Collect all lines from the listing that include the string "Temperature".

§ **Entries from a dataset**
"""

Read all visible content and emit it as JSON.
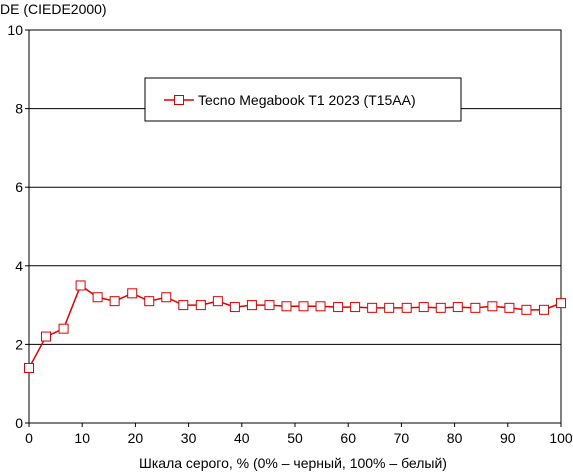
{
  "chart_data": {
    "type": "line",
    "title": "",
    "ylabel": "DE (CIEDE2000)",
    "xlabel": "Шкала серого, % (0% – черный, 100% – белый)",
    "xlim": [
      0,
      100
    ],
    "ylim": [
      0,
      10
    ],
    "xticks": [
      0,
      10,
      20,
      30,
      40,
      50,
      60,
      70,
      80,
      90,
      100
    ],
    "yticks": [
      0,
      2,
      4,
      6,
      8,
      10
    ],
    "grid": "horizontal",
    "legend_position": "top-center",
    "series": [
      {
        "name": "Tecno Megabook T1 2023 (T15AA)",
        "color": "#e00000",
        "marker": "square-open",
        "x": [
          0,
          3.2,
          6.5,
          9.7,
          12.9,
          16.1,
          19.4,
          22.6,
          25.8,
          29.0,
          32.3,
          35.5,
          38.7,
          41.9,
          45.2,
          48.4,
          51.6,
          54.8,
          58.1,
          61.3,
          64.5,
          67.7,
          71.0,
          74.2,
          77.4,
          80.6,
          83.9,
          87.1,
          90.3,
          93.5,
          96.8,
          100
        ],
        "y": [
          1.4,
          2.2,
          2.4,
          3.5,
          3.2,
          3.1,
          3.3,
          3.1,
          3.2,
          3.0,
          3.0,
          3.1,
          2.95,
          3.0,
          3.0,
          2.97,
          2.97,
          2.97,
          2.95,
          2.95,
          2.93,
          2.93,
          2.93,
          2.95,
          2.93,
          2.95,
          2.93,
          2.97,
          2.93,
          2.88,
          2.88,
          3.05
        ]
      }
    ]
  }
}
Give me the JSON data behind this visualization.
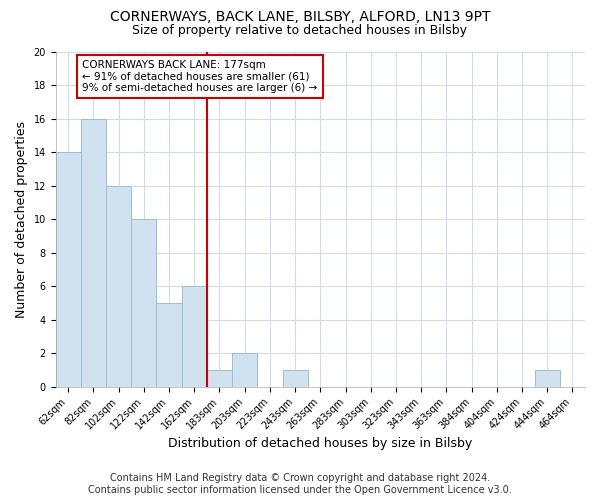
{
  "title1": "CORNERWAYS, BACK LANE, BILSBY, ALFORD, LN13 9PT",
  "title2": "Size of property relative to detached houses in Bilsby",
  "xlabel": "Distribution of detached houses by size in Bilsby",
  "ylabel": "Number of detached properties",
  "bar_labels": [
    "62sqm",
    "82sqm",
    "102sqm",
    "122sqm",
    "142sqm",
    "162sqm",
    "183sqm",
    "203sqm",
    "223sqm",
    "243sqm",
    "263sqm",
    "283sqm",
    "303sqm",
    "323sqm",
    "343sqm",
    "363sqm",
    "384sqm",
    "404sqm",
    "424sqm",
    "444sqm",
    "464sqm"
  ],
  "bar_values": [
    14,
    16,
    12,
    10,
    5,
    6,
    1,
    2,
    0,
    1,
    0,
    0,
    0,
    0,
    0,
    0,
    0,
    0,
    0,
    1,
    0
  ],
  "bar_color": "#d0e2f0",
  "bar_edge_color": "#a0bcd8",
  "vline_bin_index": 6,
  "property_label": "CORNERWAYS BACK LANE: 177sqm",
  "annotation_line1": "← 91% of detached houses are smaller (61)",
  "annotation_line2": "9% of semi-detached houses are larger (6) →",
  "annotation_box_color": "#ffffff",
  "annotation_box_edge": "#cc0000",
  "vline_color": "#cc0000",
  "ylim": [
    0,
    20
  ],
  "yticks": [
    0,
    2,
    4,
    6,
    8,
    10,
    12,
    14,
    16,
    18,
    20
  ],
  "footer1": "Contains HM Land Registry data © Crown copyright and database right 2024.",
  "footer2": "Contains public sector information licensed under the Open Government Licence v3.0.",
  "background_color": "#ffffff",
  "plot_bg_color": "#ffffff",
  "grid_color": "#d0dce8",
  "title_fontsize": 10,
  "subtitle_fontsize": 9,
  "axis_fontsize": 9,
  "tick_fontsize": 7,
  "annotation_fontsize": 7.5,
  "footer_fontsize": 7
}
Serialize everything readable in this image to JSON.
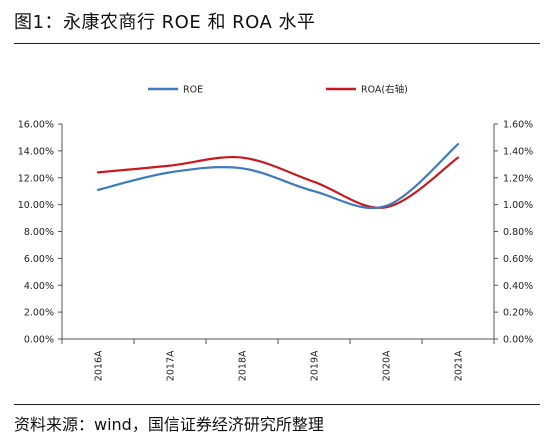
{
  "title": "图1：永康农商行 ROE 和 ROA 水平",
  "source": "资料来源：wind，国信证券经济研究所整理",
  "chart_data": {
    "type": "line",
    "categories": [
      "2016A",
      "2017A",
      "2018A",
      "2019A",
      "2020A",
      "2021A"
    ],
    "series": [
      {
        "name": "ROE",
        "axis": "left",
        "color": "#3e7bbd",
        "values": [
          11.1,
          12.4,
          12.7,
          11.0,
          9.9,
          14.5
        ]
      },
      {
        "name": "ROA(右轴)",
        "axis": "right",
        "color": "#c8191f",
        "values": [
          1.24,
          1.29,
          1.35,
          1.17,
          0.98,
          1.35
        ]
      }
    ],
    "left_axis": {
      "ylim": [
        0,
        16
      ],
      "ticks": [
        "0.00%",
        "2.00%",
        "4.00%",
        "6.00%",
        "8.00%",
        "10.00%",
        "12.00%",
        "14.00%",
        "16.00%"
      ]
    },
    "right_axis": {
      "ylim": [
        0,
        1.6
      ],
      "ticks": [
        "0.00%",
        "0.20%",
        "0.40%",
        "0.60%",
        "0.80%",
        "1.00%",
        "1.20%",
        "1.40%",
        "1.60%"
      ]
    },
    "legend_position": "top",
    "grid": false
  }
}
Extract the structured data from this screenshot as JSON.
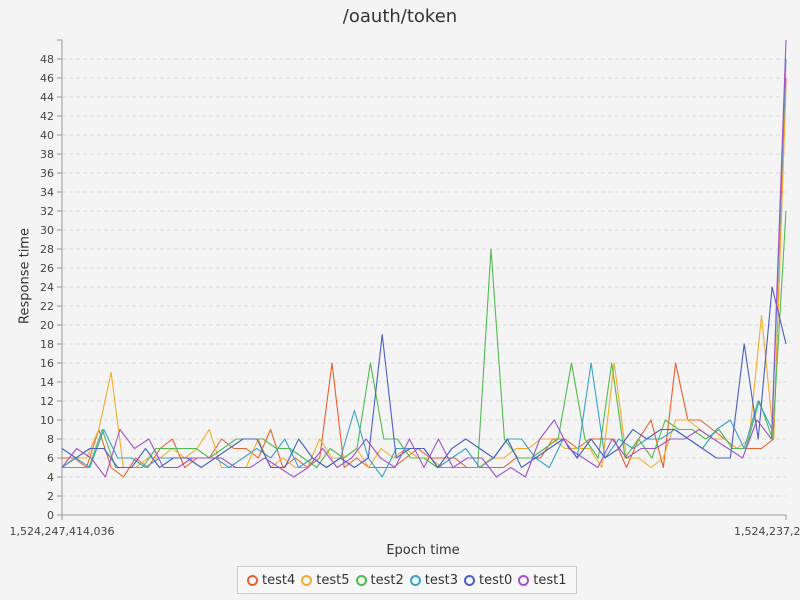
{
  "chart_data": {
    "type": "line",
    "title": "/oauth/token",
    "xlabel": "Epoch time",
    "ylabel": "Response time",
    "ylim": [
      0,
      50
    ],
    "y_ticks": [
      0,
      2,
      4,
      6,
      8,
      10,
      12,
      14,
      16,
      18,
      20,
      22,
      24,
      26,
      28,
      30,
      32,
      34,
      36,
      38,
      40,
      42,
      44,
      46,
      48
    ],
    "x_tick_labels": [
      "1,524,247,414,036",
      "1,524,237,2"
    ],
    "grid": true,
    "legend_position": "bottom",
    "series": [
      {
        "name": "test4",
        "color": "#e8602c",
        "values": [
          6,
          6,
          5,
          9,
          5,
          4,
          6,
          5,
          7,
          8,
          5,
          6,
          6,
          8,
          7,
          7,
          6,
          9,
          5,
          6,
          5,
          6,
          16,
          5,
          6,
          5,
          5,
          5,
          6,
          7,
          6,
          6,
          6,
          5,
          5,
          5,
          5,
          6,
          6,
          6,
          8,
          8,
          7,
          8,
          8,
          8,
          5,
          8,
          10,
          5,
          16,
          10,
          10,
          9,
          8,
          7,
          7,
          7,
          8,
          46
        ]
      },
      {
        "name": "test5",
        "color": "#f2ac2c",
        "values": [
          5,
          6,
          6,
          9,
          15,
          5,
          5,
          6,
          6,
          7,
          6,
          7,
          9,
          5,
          5,
          5,
          8,
          5,
          6,
          5,
          5,
          8,
          6,
          6,
          7,
          5,
          7,
          6,
          7,
          6,
          6,
          5,
          5,
          5,
          5,
          6,
          6,
          7,
          7,
          8,
          8,
          7,
          7,
          7,
          5,
          16,
          6,
          6,
          5,
          6,
          10,
          10,
          9,
          8,
          8,
          7,
          8,
          21,
          8,
          45
        ]
      },
      {
        "name": "test2",
        "color": "#52ba4f",
        "values": [
          5,
          5,
          5,
          9,
          5,
          5,
          5,
          7,
          7,
          7,
          7,
          6,
          7,
          8,
          8,
          8,
          7,
          7,
          6,
          5,
          7,
          6,
          7,
          16,
          8,
          8,
          6,
          6,
          5,
          5,
          5,
          5,
          28,
          8,
          6,
          6,
          7,
          8,
          16,
          8,
          6,
          16,
          6,
          8,
          6,
          10,
          9,
          9,
          8,
          9,
          7,
          7,
          12,
          8,
          32
        ]
      },
      {
        "name": "test3",
        "color": "#3ba1c8",
        "values": [
          5,
          6,
          5,
          9,
          6,
          6,
          5,
          6,
          6,
          6,
          6,
          6,
          5,
          6,
          7,
          6,
          8,
          5,
          6,
          5,
          6,
          11,
          6,
          4,
          7,
          7,
          7,
          5,
          6,
          7,
          5,
          6,
          8,
          8,
          6,
          5,
          8,
          6,
          16,
          6,
          8,
          7,
          8,
          8,
          9,
          8,
          7,
          9,
          10,
          7,
          12,
          9,
          48
        ]
      },
      {
        "name": "test0",
        "color": "#4a5fc1",
        "values": [
          7,
          6,
          7,
          7,
          5,
          5,
          7,
          5,
          6,
          6,
          5,
          6,
          7,
          8,
          8,
          5,
          5,
          8,
          6,
          5,
          6,
          5,
          6,
          19,
          6,
          7,
          7,
          5,
          7,
          8,
          7,
          6,
          8,
          5,
          6,
          7,
          8,
          6,
          8,
          6,
          7,
          9,
          8,
          9,
          9,
          8,
          7,
          6,
          6,
          18,
          8,
          24,
          18
        ]
      },
      {
        "name": "test1",
        "color": "#9f55c8",
        "values": [
          5,
          7,
          6,
          4,
          9,
          7,
          8,
          5,
          5,
          6,
          6,
          6,
          5,
          5,
          6,
          5,
          4,
          5,
          7,
          5,
          6,
          8,
          6,
          5,
          8,
          5,
          8,
          5,
          6,
          6,
          4,
          5,
          4,
          8,
          10,
          7,
          6,
          5,
          8,
          6,
          7,
          7,
          8,
          8,
          9,
          8,
          7,
          6,
          10,
          8,
          50
        ]
      }
    ]
  }
}
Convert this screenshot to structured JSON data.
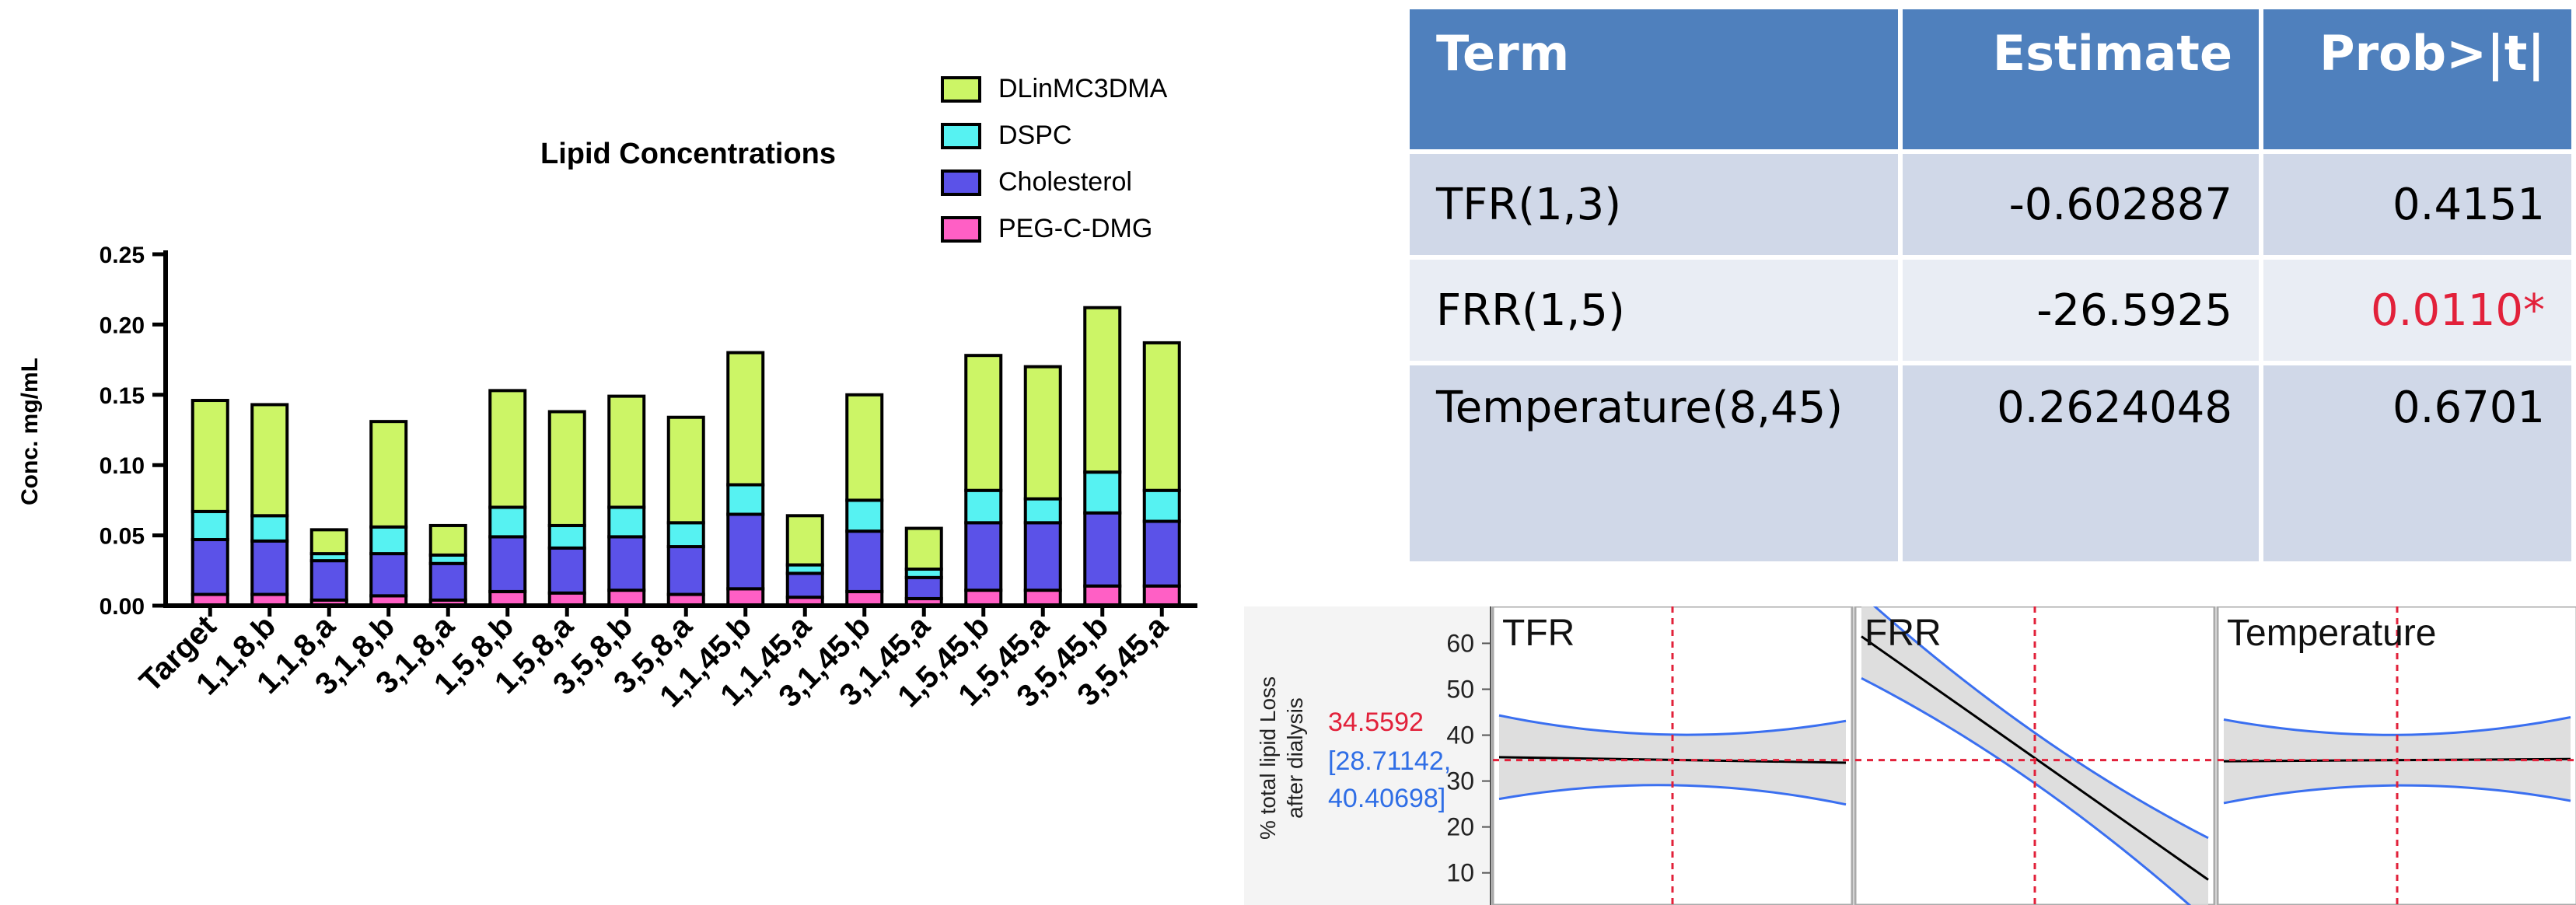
{
  "chart_data": [
    {
      "type": "bar",
      "stacked": true,
      "title": "Lipid Concentrations",
      "ylabel": "Conc. mg/mL",
      "xlabel": "",
      "ylim": [
        0,
        0.25
      ],
      "yticks": [
        "0.00",
        "0.05",
        "0.10",
        "0.15",
        "0.20",
        "0.25"
      ],
      "legend_position": "top-right",
      "categories": [
        "Target",
        "1,1,8,b",
        "1,1,8,a",
        "3,1,8,b",
        "3,1,8,a",
        "1,5,8,b",
        "1,5,8,a",
        "3,5,8,b",
        "3,5,8,a",
        "1,1,45,b",
        "1,1,45,a",
        "3,1,45,b",
        "3,1,45,a",
        "1,5,45,b",
        "1,5,45,a",
        "3,5,45,b",
        "3,5,45,a"
      ],
      "series": [
        {
          "name": "PEG-C-DMG",
          "color": "#ff5fc5",
          "values": [
            0.008,
            0.008,
            0.004,
            0.007,
            0.004,
            0.01,
            0.009,
            0.011,
            0.008,
            0.012,
            0.006,
            0.01,
            0.005,
            0.011,
            0.011,
            0.014,
            0.014
          ]
        },
        {
          "name": "Cholesterol",
          "color": "#5b52e8",
          "values": [
            0.039,
            0.038,
            0.028,
            0.03,
            0.026,
            0.039,
            0.032,
            0.038,
            0.034,
            0.053,
            0.017,
            0.043,
            0.015,
            0.048,
            0.048,
            0.052,
            0.046
          ]
        },
        {
          "name": "DSPC",
          "color": "#56f2f2",
          "values": [
            0.02,
            0.018,
            0.005,
            0.019,
            0.006,
            0.021,
            0.016,
            0.021,
            0.017,
            0.021,
            0.006,
            0.022,
            0.006,
            0.023,
            0.017,
            0.029,
            0.022
          ]
        },
        {
          "name": "DLinMC3DMA",
          "color": "#ccf566",
          "values": [
            0.079,
            0.079,
            0.017,
            0.075,
            0.021,
            0.083,
            0.081,
            0.079,
            0.075,
            0.094,
            0.035,
            0.075,
            0.029,
            0.096,
            0.094,
            0.117,
            0.105
          ]
        }
      ],
      "legend_order": [
        "DLinMC3DMA",
        "DSPC",
        "Cholesterol",
        "PEG-C-DMG"
      ]
    },
    {
      "type": "line",
      "panels": [
        {
          "label": "TFR",
          "x": [
            0,
            1
          ],
          "y": [
            35.2,
            34.0
          ]
        },
        {
          "label": "FRR",
          "x": [
            0,
            1
          ],
          "y": [
            61.5,
            8.5
          ]
        },
        {
          "label": "Temperature",
          "x": [
            0,
            1
          ],
          "y": [
            34.3,
            34.8
          ]
        }
      ],
      "ylabel": "% total lipid Loss after dialysis",
      "yticks": [
        "10",
        "20",
        "30",
        "40",
        "50",
        "60"
      ],
      "ylim": [
        3,
        66
      ],
      "current_value": "34.5592",
      "ci_text": "[28.71142,",
      "ci_text_2": "40.40698]",
      "current_y": 34.5592,
      "colors": {
        "fit": "#000000",
        "ci_band": "#d8d8d8",
        "ci_line": "#3a6ff0",
        "crosshair": "#e2213a",
        "value": "#e2213a",
        "interval": "#2f6ee6"
      }
    }
  ],
  "table": {
    "headers": [
      "Term",
      "Estimate",
      "Prob>|t|"
    ],
    "rows": [
      {
        "term": "TFR(1,3)",
        "estimate": "-0.602887",
        "prob": "0.4151",
        "prob_star": ""
      },
      {
        "term": "FRR(1,5)",
        "estimate": "-26.5925",
        "prob": "0.0110",
        "prob_star": "*"
      },
      {
        "term": "Temperature(8,45)",
        "estimate": "0.2624048",
        "prob": "0.6701",
        "prob_star": ""
      }
    ],
    "colors": {
      "header": "#4f80bd",
      "row_dark": "#d0d8e8",
      "row_light": "#e9edf4",
      "significant": "#e2213a"
    }
  }
}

"""

§ **Expected answer**
          "label": "Temperature",
        "term": "Temperature(8,45)",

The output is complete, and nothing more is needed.